## TASK GOAL
Print the entire listing. Each line must match the original exactly.

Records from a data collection
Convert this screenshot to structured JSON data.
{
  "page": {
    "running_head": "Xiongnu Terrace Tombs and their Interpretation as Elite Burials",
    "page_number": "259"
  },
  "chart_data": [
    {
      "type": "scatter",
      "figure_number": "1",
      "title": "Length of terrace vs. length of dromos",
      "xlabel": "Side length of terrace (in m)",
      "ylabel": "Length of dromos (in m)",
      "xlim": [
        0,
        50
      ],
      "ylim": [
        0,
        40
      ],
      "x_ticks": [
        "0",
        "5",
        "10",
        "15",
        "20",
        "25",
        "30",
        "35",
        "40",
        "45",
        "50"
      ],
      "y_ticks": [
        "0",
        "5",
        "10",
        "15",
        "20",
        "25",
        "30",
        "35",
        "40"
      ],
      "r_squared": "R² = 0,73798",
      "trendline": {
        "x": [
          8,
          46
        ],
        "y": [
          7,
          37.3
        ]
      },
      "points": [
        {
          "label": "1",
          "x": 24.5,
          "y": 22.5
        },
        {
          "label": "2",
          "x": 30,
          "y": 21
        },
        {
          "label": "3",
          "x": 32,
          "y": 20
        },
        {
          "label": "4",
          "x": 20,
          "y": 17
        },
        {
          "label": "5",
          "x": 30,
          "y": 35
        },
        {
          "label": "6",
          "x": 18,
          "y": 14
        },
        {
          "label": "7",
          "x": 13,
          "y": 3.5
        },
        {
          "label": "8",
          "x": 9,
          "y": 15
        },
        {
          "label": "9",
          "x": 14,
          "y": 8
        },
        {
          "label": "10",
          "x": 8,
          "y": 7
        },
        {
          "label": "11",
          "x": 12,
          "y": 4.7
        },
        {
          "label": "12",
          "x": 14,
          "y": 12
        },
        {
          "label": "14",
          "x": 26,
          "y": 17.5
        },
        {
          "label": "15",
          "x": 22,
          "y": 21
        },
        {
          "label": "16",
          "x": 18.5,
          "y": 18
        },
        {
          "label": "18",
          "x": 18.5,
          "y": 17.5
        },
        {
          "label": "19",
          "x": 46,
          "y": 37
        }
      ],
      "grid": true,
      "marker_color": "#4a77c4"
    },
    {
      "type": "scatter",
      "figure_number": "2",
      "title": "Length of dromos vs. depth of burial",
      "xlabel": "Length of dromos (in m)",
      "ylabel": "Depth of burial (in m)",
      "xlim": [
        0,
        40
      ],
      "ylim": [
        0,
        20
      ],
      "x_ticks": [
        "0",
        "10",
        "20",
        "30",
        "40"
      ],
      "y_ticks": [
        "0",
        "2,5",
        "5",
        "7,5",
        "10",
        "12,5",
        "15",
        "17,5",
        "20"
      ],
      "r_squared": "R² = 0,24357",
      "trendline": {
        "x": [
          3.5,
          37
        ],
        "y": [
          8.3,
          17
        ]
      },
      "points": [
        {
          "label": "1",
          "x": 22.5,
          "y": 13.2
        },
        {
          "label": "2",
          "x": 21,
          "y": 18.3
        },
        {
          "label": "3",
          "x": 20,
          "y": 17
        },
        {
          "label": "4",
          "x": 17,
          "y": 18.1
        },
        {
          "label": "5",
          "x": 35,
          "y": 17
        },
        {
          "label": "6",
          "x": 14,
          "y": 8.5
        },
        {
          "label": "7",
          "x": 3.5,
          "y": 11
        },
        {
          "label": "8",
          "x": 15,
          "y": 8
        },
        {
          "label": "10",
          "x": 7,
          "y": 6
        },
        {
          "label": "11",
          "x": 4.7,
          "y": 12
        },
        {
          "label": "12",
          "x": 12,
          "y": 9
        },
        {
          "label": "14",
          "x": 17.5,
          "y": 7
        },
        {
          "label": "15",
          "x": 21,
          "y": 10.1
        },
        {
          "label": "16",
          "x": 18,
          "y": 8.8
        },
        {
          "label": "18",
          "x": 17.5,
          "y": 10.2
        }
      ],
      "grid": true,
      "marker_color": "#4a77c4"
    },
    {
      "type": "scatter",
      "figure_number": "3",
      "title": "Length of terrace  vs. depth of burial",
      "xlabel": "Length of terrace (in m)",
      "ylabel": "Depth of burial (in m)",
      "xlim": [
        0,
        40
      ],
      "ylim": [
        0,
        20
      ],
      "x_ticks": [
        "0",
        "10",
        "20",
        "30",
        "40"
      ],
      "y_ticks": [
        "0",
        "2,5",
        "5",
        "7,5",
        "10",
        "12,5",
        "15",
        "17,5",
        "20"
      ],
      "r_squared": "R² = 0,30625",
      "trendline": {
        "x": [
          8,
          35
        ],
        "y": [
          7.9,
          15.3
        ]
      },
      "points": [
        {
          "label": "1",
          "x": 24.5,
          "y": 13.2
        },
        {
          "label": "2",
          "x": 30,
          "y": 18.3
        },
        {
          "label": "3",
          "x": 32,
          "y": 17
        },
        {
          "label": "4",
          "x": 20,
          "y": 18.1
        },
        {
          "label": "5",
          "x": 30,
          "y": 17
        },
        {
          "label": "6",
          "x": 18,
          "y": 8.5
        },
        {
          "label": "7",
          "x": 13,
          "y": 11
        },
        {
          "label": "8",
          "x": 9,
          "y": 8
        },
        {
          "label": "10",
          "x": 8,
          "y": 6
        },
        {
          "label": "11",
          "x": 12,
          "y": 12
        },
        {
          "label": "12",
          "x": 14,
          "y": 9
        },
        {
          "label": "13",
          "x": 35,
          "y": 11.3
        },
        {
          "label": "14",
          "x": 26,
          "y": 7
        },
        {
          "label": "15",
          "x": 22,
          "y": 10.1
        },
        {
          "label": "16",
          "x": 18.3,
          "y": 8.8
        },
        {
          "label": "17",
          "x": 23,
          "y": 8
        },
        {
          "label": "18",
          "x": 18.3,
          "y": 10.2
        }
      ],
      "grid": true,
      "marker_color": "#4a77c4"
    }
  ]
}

## TASK OUTPUT
Convert this screenshot to structured JSON data.
{
  "page": {
    "running_head": "Xiongnu Terrace Tombs and their Interpretation as Elite Burials",
    "page_number": "259"
  },
  "chart_data": [
    {
      "type": "scatter",
      "figure_number": "1",
      "title": "Length of terrace vs. length of dromos",
      "xlabel": "Side length of terrace (in m)",
      "ylabel": "Length of dromos (in m)",
      "xlim": [
        0,
        50
      ],
      "ylim": [
        0,
        40
      ],
      "x_ticks": [
        "0",
        "5",
        "10",
        "15",
        "20",
        "25",
        "30",
        "35",
        "40",
        "45",
        "50"
      ],
      "y_ticks": [
        "0",
        "5",
        "10",
        "15",
        "20",
        "25",
        "30",
        "35",
        "40"
      ],
      "r_squared": "R² = 0,73798",
      "trendline": {
        "x": [
          8,
          46
        ],
        "y": [
          7,
          37.3
        ]
      },
      "points": [
        {
          "label": "1",
          "x": 24.5,
          "y": 22.5
        },
        {
          "label": "2",
          "x": 30,
          "y": 21
        },
        {
          "label": "3",
          "x": 32,
          "y": 20
        },
        {
          "label": "4",
          "x": 20,
          "y": 17
        },
        {
          "label": "5",
          "x": 30,
          "y": 35
        },
        {
          "label": "6",
          "x": 18,
          "y": 14
        },
        {
          "label": "7",
          "x": 13,
          "y": 3.5
        },
        {
          "label": "8",
          "x": 9,
          "y": 15
        },
        {
          "label": "9",
          "x": 14,
          "y": 8
        },
        {
          "label": "10",
          "x": 8,
          "y": 7
        },
        {
          "label": "11",
          "x": 12,
          "y": 4.7
        },
        {
          "label": "12",
          "x": 14,
          "y": 12
        },
        {
          "label": "14",
          "x": 26,
          "y": 17.5
        },
        {
          "label": "15",
          "x": 22,
          "y": 21
        },
        {
          "label": "16",
          "x": 18.5,
          "y": 18
        },
        {
          "label": "18",
          "x": 18.5,
          "y": 17.5
        },
        {
          "label": "19",
          "x": 46,
          "y": 37
        }
      ],
      "grid": true,
      "marker_color": "#4a77c4"
    },
    {
      "type": "scatter",
      "figure_number": "2",
      "title": "Length of dromos vs. depth of burial",
      "xlabel": "Length of dromos (in m)",
      "ylabel": "Depth of burial (in m)",
      "xlim": [
        0,
        40
      ],
      "ylim": [
        0,
        20
      ],
      "x_ticks": [
        "0",
        "10",
        "20",
        "30",
        "40"
      ],
      "y_ticks": [
        "0",
        "2,5",
        "5",
        "7,5",
        "10",
        "12,5",
        "15",
        "17,5",
        "20"
      ],
      "r_squared": "R² = 0,24357",
      "trendline": {
        "x": [
          3.5,
          37
        ],
        "y": [
          8.3,
          17
        ]
      },
      "points": [
        {
          "label": "1",
          "x": 22.5,
          "y": 13.2
        },
        {
          "label": "2",
          "x": 21,
          "y": 18.3
        },
        {
          "label": "3",
          "x": 20,
          "y": 17
        },
        {
          "label": "4",
          "x": 17,
          "y": 18.1
        },
        {
          "label": "5",
          "x": 35,
          "y": 17
        },
        {
          "label": "6",
          "x": 14,
          "y": 8.5
        },
        {
          "label": "7",
          "x": 3.5,
          "y": 11
        },
        {
          "label": "8",
          "x": 15,
          "y": 8
        },
        {
          "label": "10",
          "x": 7,
          "y": 6
        },
        {
          "label": "11",
          "x": 4.7,
          "y": 12
        },
        {
          "label": "12",
          "x": 12,
          "y": 9
        },
        {
          "label": "14",
          "x": 17.5,
          "y": 7
        },
        {
          "label": "15",
          "x": 21,
          "y": 10.1
        },
        {
          "label": "16",
          "x": 18,
          "y": 8.8
        },
        {
          "label": "18",
          "x": 17.5,
          "y": 10.2
        }
      ],
      "grid": true,
      "marker_color": "#4a77c4"
    },
    {
      "type": "scatter",
      "figure_number": "3",
      "title": "Length of terrace  vs. depth of burial",
      "xlabel": "Length of terrace (in m)",
      "ylabel": "Depth of burial (in m)",
      "xlim": [
        0,
        40
      ],
      "ylim": [
        0,
        20
      ],
      "x_ticks": [
        "0",
        "10",
        "20",
        "30",
        "40"
      ],
      "y_ticks": [
        "0",
        "2,5",
        "5",
        "7,5",
        "10",
        "12,5",
        "15",
        "17,5",
        "20"
      ],
      "r_squared": "R² = 0,30625",
      "trendline": {
        "x": [
          8,
          35
        ],
        "y": [
          7.9,
          15.3
        ]
      },
      "points": [
        {
          "label": "1",
          "x": 24.5,
          "y": 13.2
        },
        {
          "label": "2",
          "x": 30,
          "y": 18.3
        },
        {
          "label": "3",
          "x": 32,
          "y": 17
        },
        {
          "label": "4",
          "x": 20,
          "y": 18.1
        },
        {
          "label": "5",
          "x": 30,
          "y": 17
        },
        {
          "label": "6",
          "x": 18,
          "y": 8.5
        },
        {
          "label": "7",
          "x": 13,
          "y": 11
        },
        {
          "label": "8",
          "x": 9,
          "y": 8
        },
        {
          "label": "10",
          "x": 8,
          "y": 6
        },
        {
          "label": "11",
          "x": 12,
          "y": 12
        },
        {
          "label": "12",
          "x": 14,
          "y": 9
        },
        {
          "label": "13",
          "x": 35,
          "y": 11.3
        },
        {
          "label": "14",
          "x": 26,
          "y": 7
        },
        {
          "label": "15",
          "x": 22,
          "y": 10.1
        },
        {
          "label": "16",
          "x": 18.3,
          "y": 8.8
        },
        {
          "label": "17",
          "x": 23,
          "y": 8
        },
        {
          "label": "18",
          "x": 18.3,
          "y": 10.2
        }
      ],
      "grid": true,
      "marker_color": "#4a77c4"
    }
  ]
}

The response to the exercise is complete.